Records contained in a dataset:
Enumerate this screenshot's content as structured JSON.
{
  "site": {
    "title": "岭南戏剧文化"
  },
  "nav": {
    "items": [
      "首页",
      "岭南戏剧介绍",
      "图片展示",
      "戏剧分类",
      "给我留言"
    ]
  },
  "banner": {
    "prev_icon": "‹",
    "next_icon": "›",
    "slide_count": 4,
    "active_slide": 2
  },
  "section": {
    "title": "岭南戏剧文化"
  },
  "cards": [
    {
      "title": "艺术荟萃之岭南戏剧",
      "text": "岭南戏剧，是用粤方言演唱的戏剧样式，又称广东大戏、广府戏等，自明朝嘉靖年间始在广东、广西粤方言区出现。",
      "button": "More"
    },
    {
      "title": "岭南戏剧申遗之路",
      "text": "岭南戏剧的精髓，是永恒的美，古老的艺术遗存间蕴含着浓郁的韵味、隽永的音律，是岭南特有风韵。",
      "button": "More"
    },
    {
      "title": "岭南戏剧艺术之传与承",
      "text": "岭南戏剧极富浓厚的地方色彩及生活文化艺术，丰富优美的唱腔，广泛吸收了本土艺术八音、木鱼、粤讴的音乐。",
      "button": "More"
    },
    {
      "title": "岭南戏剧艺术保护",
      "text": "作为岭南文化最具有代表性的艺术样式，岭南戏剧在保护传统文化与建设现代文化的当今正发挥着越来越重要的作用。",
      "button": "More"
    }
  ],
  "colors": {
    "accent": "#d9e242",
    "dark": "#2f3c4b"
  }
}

THE REQUEST:
Exactly as written, please output every entry.

EXERCISE RESPONSE:
Enumerate this screenshot's content as structured JSON.
{
  "site": {
    "title": "岭南戏剧文化"
  },
  "nav": {
    "items": [
      "首页",
      "岭南戏剧介绍",
      "图片展示",
      "戏剧分类",
      "给我留言"
    ]
  },
  "banner": {
    "prev_icon": "‹",
    "next_icon": "›",
    "slide_count": 4,
    "active_slide": 2
  },
  "section": {
    "title": "岭南戏剧文化"
  },
  "cards": [
    {
      "title": "艺术荟萃之岭南戏剧",
      "text": "岭南戏剧，是用粤方言演唱的戏剧样式，又称广东大戏、广府戏等，自明朝嘉靖年间始在广东、广西粤方言区出现。",
      "button": "More"
    },
    {
      "title": "岭南戏剧申遗之路",
      "text": "岭南戏剧的精髓，是永恒的美，古老的艺术遗存间蕴含着浓郁的韵味、隽永的音律，是岭南特有风韵。",
      "button": "More"
    },
    {
      "title": "岭南戏剧艺术之传与承",
      "text": "岭南戏剧极富浓厚的地方色彩及生活文化艺术，丰富优美的唱腔，广泛吸收了本土艺术八音、木鱼、粤讴的音乐。",
      "button": "More"
    },
    {
      "title": "岭南戏剧艺术保护",
      "text": "作为岭南文化最具有代表性的艺术样式，岭南戏剧在保护传统文化与建设现代文化的当今正发挥着越来越重要的作用。",
      "button": "More"
    }
  ],
  "colors": {
    "accent": "#d9e242",
    "dark": "#2f3c4b"
  }
}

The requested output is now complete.